*** EXTRACTED INFORMATION ***

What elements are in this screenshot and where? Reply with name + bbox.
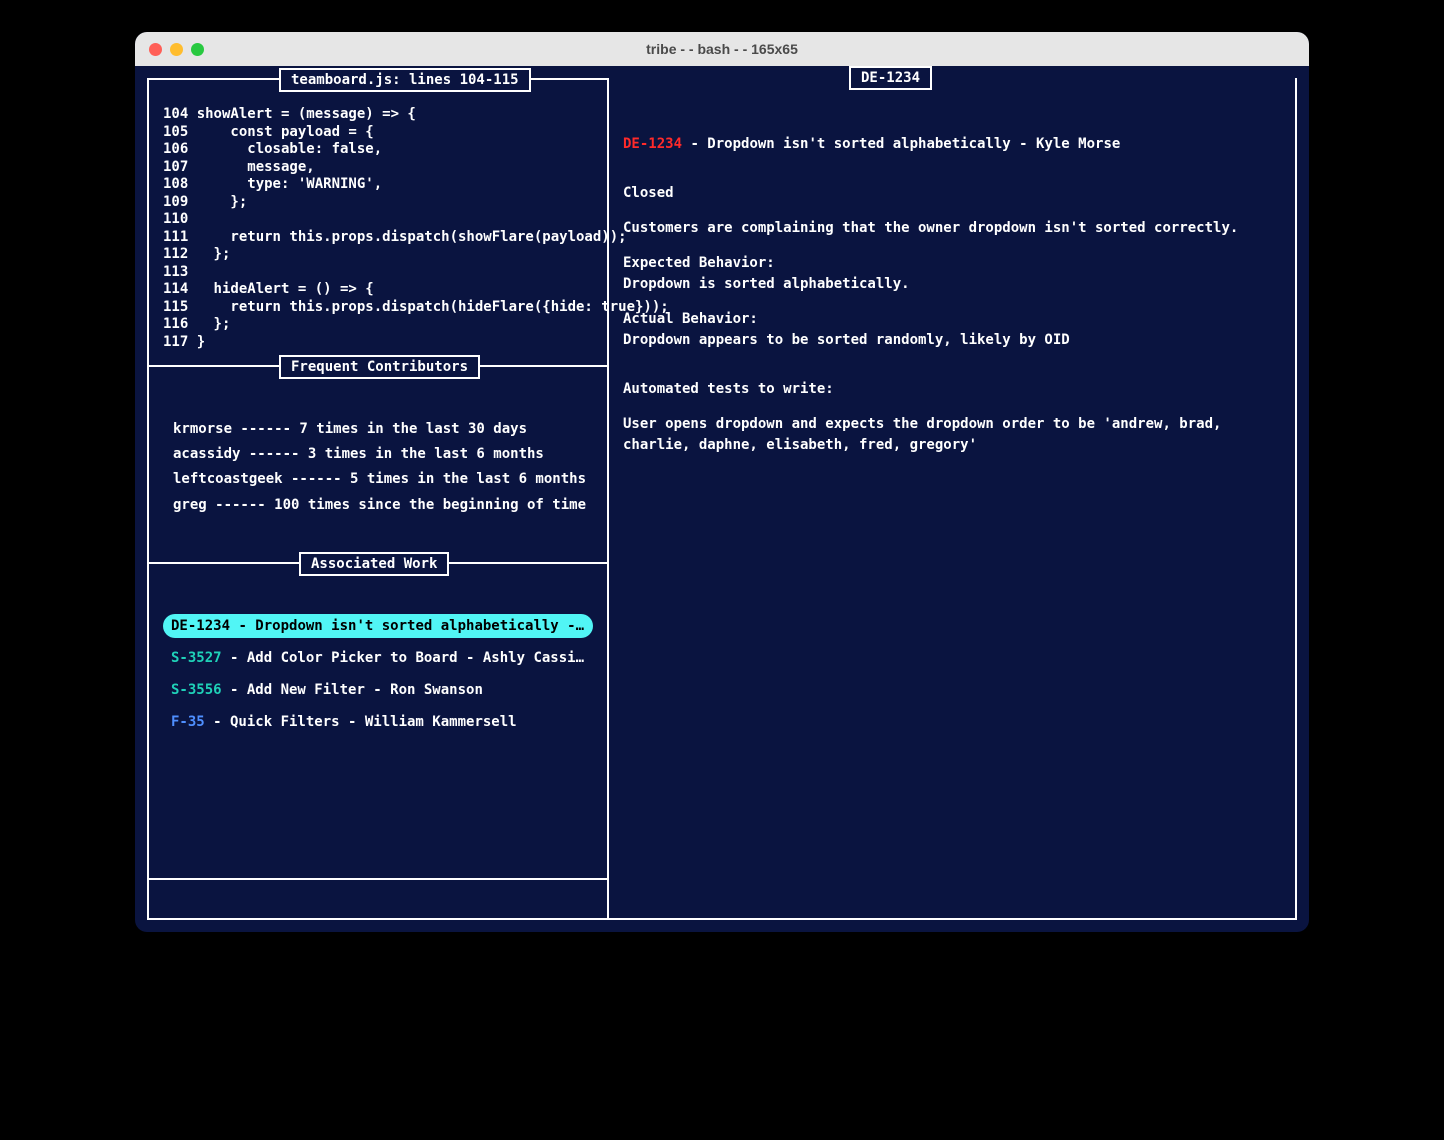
line-text: return this.props.dispatch(showFlare(pay… <box>197 229 627 245</box>
code-line: 117} <box>163 334 593 352</box>
ticket-status: Closed <box>623 183 1281 204</box>
terminal-window: tribe - - bash - - 165x65 teamboard.js: … <box>135 32 1309 932</box>
line-number: 109 <box>163 194 188 212</box>
contributor-line: krmorse ------ 7 times in the last 30 da… <box>173 417 589 442</box>
code-line: 116 }; <box>163 316 593 334</box>
ticket-detail-legend: DE-1234 <box>849 66 932 90</box>
tests-text: User opens dropdown and expects the drop… <box>623 414 1281 456</box>
code-line: 107 message, <box>163 159 593 177</box>
line-number: 108 <box>163 176 188 194</box>
ticket-title: DE-1234 - Dropdown isn't sorted alphabet… <box>623 134 1281 155</box>
work-item[interactable]: S-3527 - Add Color Picker to Board - Ash… <box>163 646 593 670</box>
contributors-panel: Frequent Contributors krmorse ------ 7 t… <box>147 367 607 564</box>
tui-surface: teamboard.js: lines 104-115 104 showAlert… <box>135 66 1309 932</box>
code-line: 108 type: 'WARNING', <box>163 176 593 194</box>
code-body: 104 showAlert = (message) => { 105 const p… <box>163 106 593 351</box>
line-text: message, <box>197 159 315 175</box>
code-line: 110 <box>163 211 593 229</box>
line-number: 112 <box>163 246 188 264</box>
code-line: 115 return this.props.dispatch(hideFlare… <box>163 299 593 317</box>
line-number: 105 <box>163 124 188 142</box>
line-number: 107 <box>163 159 188 177</box>
line-text: closable: false, <box>197 141 382 157</box>
contributor-line: acassidy ------ 3 times in the last 6 mo… <box>173 442 589 467</box>
work-item[interactable]: F-35 - Quick Filters - William Kammersel… <box>163 710 593 734</box>
line-number: 113 <box>163 264 188 282</box>
work-item-id: DE-1234 <box>171 618 230 634</box>
code-line: 109 }; <box>163 194 593 212</box>
contributors-panel-legend: Frequent Contributors <box>279 355 480 379</box>
associated-work-list: DE-1234 - Dropdown isn't sorted alphabet… <box>163 590 593 734</box>
code-line: 112 }; <box>163 246 593 264</box>
actual-label: Actual Behavior: <box>623 309 1281 330</box>
footer-strip <box>147 880 607 920</box>
line-number: 106 <box>163 141 188 159</box>
code-line: 106 closable: false, <box>163 141 593 159</box>
line-number: 116 <box>163 316 188 334</box>
code-line: 111 return this.props.dispatch(showFlare… <box>163 229 593 247</box>
work-item-rest: - Quick Filters - William Kammersell <box>205 714 517 730</box>
line-text: hideAlert = () => { <box>197 281 374 297</box>
line-text: }; <box>197 316 231 332</box>
work-item-rest: - Dropdown isn't sorted alphabetically -… <box>230 618 593 634</box>
line-text: return this.props.dispatch(hideFlare({hi… <box>197 299 669 315</box>
line-text: } <box>197 334 205 350</box>
work-item-rest: - Add New Filter - Ron Swanson <box>222 682 483 698</box>
line-number: 117 <box>163 334 188 352</box>
expected-text: Dropdown is sorted alphabetically. <box>623 274 1281 295</box>
code-line: 114 hideAlert = () => { <box>163 281 593 299</box>
line-number: 111 <box>163 229 188 247</box>
work-item-id: F-35 <box>171 714 205 730</box>
work-item[interactable]: S-3556 - Add New Filter - Ron Swanson <box>163 678 593 702</box>
tests-label: Automated tests to write: <box>623 379 1281 400</box>
contributor-line: leftcoastgeek ------ 5 times in the last… <box>173 467 589 492</box>
traffic-lights <box>135 43 204 56</box>
minimize-icon[interactable] <box>170 43 183 56</box>
line-text: showAlert = (message) => { <box>197 106 416 122</box>
work-item[interactable]: DE-1234 - Dropdown isn't sorted alphabet… <box>163 614 593 638</box>
actual-text: Dropdown appears to be sorted randomly, … <box>623 330 1281 351</box>
code-line: 113 <box>163 264 593 282</box>
zoom-icon[interactable] <box>191 43 204 56</box>
line-number: 110 <box>163 211 188 229</box>
ticket-description: Customers are complaining that the owner… <box>623 218 1281 239</box>
code-panel-legend: teamboard.js: lines 104-115 <box>279 68 531 92</box>
line-text: const payload = { <box>197 124 374 140</box>
expected-block: Expected Behavior: Dropdown is sorted al… <box>623 253 1281 295</box>
code-line: 105 const payload = { <box>163 124 593 142</box>
work-item-id: S-3556 <box>171 682 222 698</box>
code-line: 104 showAlert = (message) => { <box>163 106 593 124</box>
code-panel: teamboard.js: lines 104-115 104showAlert… <box>147 78 607 367</box>
ticket-id: DE-1234 <box>623 136 682 152</box>
ticket-title-rest: - Dropdown isn't sorted alphabetically -… <box>682 136 1120 152</box>
close-icon[interactable] <box>149 43 162 56</box>
contributor-line: greg ------ 100 times since the beginnin… <box>173 493 589 518</box>
actual-block: Actual Behavior: Dropdown appears to be … <box>623 309 1281 351</box>
associated-work-legend: Associated Work <box>299 552 449 576</box>
titlebar[interactable]: tribe - - bash - - 165x65 <box>135 32 1309 66</box>
associated-work-panel: Associated Work DE-1234 - Dropdown isn't… <box>147 564 607 880</box>
work-item-rest: - Add Color Picker to Board - Ashly Cass… <box>222 650 593 666</box>
line-number: 114 <box>163 281 188 299</box>
line-number: 115 <box>163 299 188 317</box>
line-number: 104 <box>163 106 188 124</box>
expected-label: Expected Behavior: <box>623 253 1281 274</box>
work-item-id: S-3527 <box>171 650 222 666</box>
line-text: }; <box>197 194 248 210</box>
ticket-detail-panel: DE-1234 DE-1234 - Dropdown isn't sorted … <box>607 78 1297 920</box>
line-text: }; <box>197 246 231 262</box>
contributors-list: krmorse ------ 7 times in the last 30 da… <box>163 393 593 522</box>
line-text: type: 'WARNING', <box>197 176 382 192</box>
window-title: tribe - - bash - - 165x65 <box>135 41 1309 57</box>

***

■ GIVEN PROBLEM:
Reproduce every line of the items verbatim, leaving out the pictures.

■ EXERCISE RESPONSE:
What elements are in this screenshot and where? Reply with name + bbox.
line-text: return this.props.dispatch(showFlare(pay… <box>197 229 627 245</box>
code-line: 117} <box>163 334 593 352</box>
ticket-status: Closed <box>623 183 1281 204</box>
terminal-window: tribe - - bash - - 165x65 teamboard.js: … <box>135 32 1309 932</box>
line-number: 109 <box>163 194 188 212</box>
contributor-line: krmorse ------ 7 times in the last 30 da… <box>173 417 589 442</box>
code-line: 116 }; <box>163 316 593 334</box>
ticket-detail-legend: DE-1234 <box>849 66 932 90</box>
tests-text: User opens dropdown and expects the drop… <box>623 414 1281 456</box>
code-line: 107 message, <box>163 159 593 177</box>
line-number: 108 <box>163 176 188 194</box>
ticket-title: DE-1234 - Dropdown isn't sorted alphabet… <box>623 134 1281 155</box>
work-item[interactable]: S-3527 - Add Color Picker to Board - Ash… <box>163 646 593 670</box>
contributors-panel: Frequent Contributors krmorse ------ 7 t… <box>147 367 607 564</box>
tui-surface: teamboard.js: lines 104-115 104 showAlert… <box>135 66 1309 932</box>
code-line: 108 type: 'WARNING', <box>163 176 593 194</box>
code-body: 104 showAlert = (message) => { 105 const p… <box>163 106 593 351</box>
line-text: message, <box>197 159 315 175</box>
code-line: 110 <box>163 211 593 229</box>
line-number: 112 <box>163 246 188 264</box>
code-line: 115 return this.props.dispatch(hideFlare… <box>163 299 593 317</box>
line-number: 105 <box>163 124 188 142</box>
line-number: 107 <box>163 159 188 177</box>
line-text: closable: false, <box>197 141 382 157</box>
contributor-line: acassidy ------ 3 times in the last 6 mo… <box>173 442 589 467</box>
work-item[interactable]: F-35 - Quick Filters - William Kammersel… <box>163 710 593 734</box>
line-number: 113 <box>163 264 188 282</box>
work-item-id: DE-1234 <box>171 618 230 634</box>
code-line: 109 }; <box>163 194 593 212</box>
contributors-panel-legend: Frequent Contributors <box>279 355 480 379</box>
associated-work-list: DE-1234 - Dropdown isn't sorted alphabet… <box>163 590 593 734</box>
code-line: 112 }; <box>163 246 593 264</box>
actual-label: Actual Behavior: <box>623 309 1281 330</box>
footer-strip <box>147 880 607 920</box>
line-number: 106 <box>163 141 188 159</box>
code-line: 106 closable: false, <box>163 141 593 159</box>
line-number: 116 <box>163 316 188 334</box>
code-line: 111 return this.props.dispatch(showFlare… <box>163 229 593 247</box>
work-item-rest: - Quick Filters - William Kammersell <box>205 714 517 730</box>
line-text: hideAlert = () => { <box>197 281 374 297</box>
line-text: }; <box>197 316 231 332</box>
work-item-rest: - Dropdown isn't sorted alphabetically -… <box>230 618 593 634</box>
line-text: return this.props.dispatch(hideFlare({hi… <box>197 299 669 315</box>
line-text: } <box>197 334 205 350</box>
work-item-rest: - Add New Filter - Ron Swanson <box>222 682 483 698</box>
line-number: 117 <box>163 334 188 352</box>
expected-text: Dropdown is sorted alphabetically. <box>623 274 1281 295</box>
code-line: 114 hideAlert = () => { <box>163 281 593 299</box>
line-number: 111 <box>163 229 188 247</box>
work-item-id: F-35 <box>171 714 205 730</box>
work-item[interactable]: S-3556 - Add New Filter - Ron Swanson <box>163 678 593 702</box>
tests-label: Automated tests to write: <box>623 379 1281 400</box>
contributor-line: leftcoastgeek ------ 5 times in the last… <box>173 467 589 492</box>
traffic-lights <box>135 43 204 56</box>
minimize-icon[interactable] <box>170 43 183 56</box>
line-text: showAlert = (message) => { <box>197 106 416 122</box>
work-item[interactable]: DE-1234 - Dropdown isn't sorted alphabet… <box>163 614 593 638</box>
actual-text: Dropdown appears to be sorted randomly, … <box>623 330 1281 351</box>
code-line: 113 <box>163 264 593 282</box>
zoom-icon[interactable] <box>191 43 204 56</box>
line-number: 110 <box>163 211 188 229</box>
ticket-description: Customers are complaining that the owner… <box>623 218 1281 239</box>
code-panel-legend: teamboard.js: lines 104-115 <box>279 68 531 92</box>
line-text: const payload = { <box>197 124 374 140</box>
expected-block: Expected Behavior: Dropdown is sorted al… <box>623 253 1281 295</box>
code-line: 105 const payload = { <box>163 124 593 142</box>
work-item-id: S-3556 <box>171 682 222 698</box>
code-line: 104 showAlert = (message) => { <box>163 106 593 124</box>
code-panel: teamboard.js: lines 104-115 104showAlert… <box>147 78 607 367</box>
ticket-id: DE-1234 <box>623 136 682 152</box>
ticket-title-rest: - Dropdown isn't sorted alphabetically -… <box>682 136 1120 152</box>
close-icon[interactable] <box>149 43 162 56</box>
contributor-line: greg ------ 100 times since the beginnin… <box>173 493 589 518</box>
actual-block: Actual Behavior: Dropdown appears to be … <box>623 309 1281 351</box>
associated-work-legend: Associated Work <box>299 552 449 576</box>
titlebar[interactable]: tribe - - bash - - 165x65 <box>135 32 1309 66</box>
associated-work-panel: Associated Work DE-1234 - Dropdown isn't… <box>147 564 607 880</box>
work-item-rest: - Add Color Picker to Board - Ashly Cass… <box>222 650 593 666</box>
line-number: 114 <box>163 281 188 299</box>
line-number: 115 <box>163 299 188 317</box>
line-number: 104 <box>163 106 188 124</box>
expected-label: Expected Behavior: <box>623 253 1281 274</box>
work-item-id: S-3527 <box>171 650 222 666</box>
line-text: }; <box>197 194 248 210</box>
ticket-detail-panel: DE-1234 DE-1234 - Dropdown isn't sorted … <box>607 78 1297 920</box>
line-text: }; <box>197 246 231 262</box>
contributors-list: krmorse ------ 7 times in the last 30 da… <box>163 393 593 522</box>
line-text: type: 'WARNING', <box>197 176 382 192</box>
window-title: tribe - - bash - - 165x65 <box>135 41 1309 57</box>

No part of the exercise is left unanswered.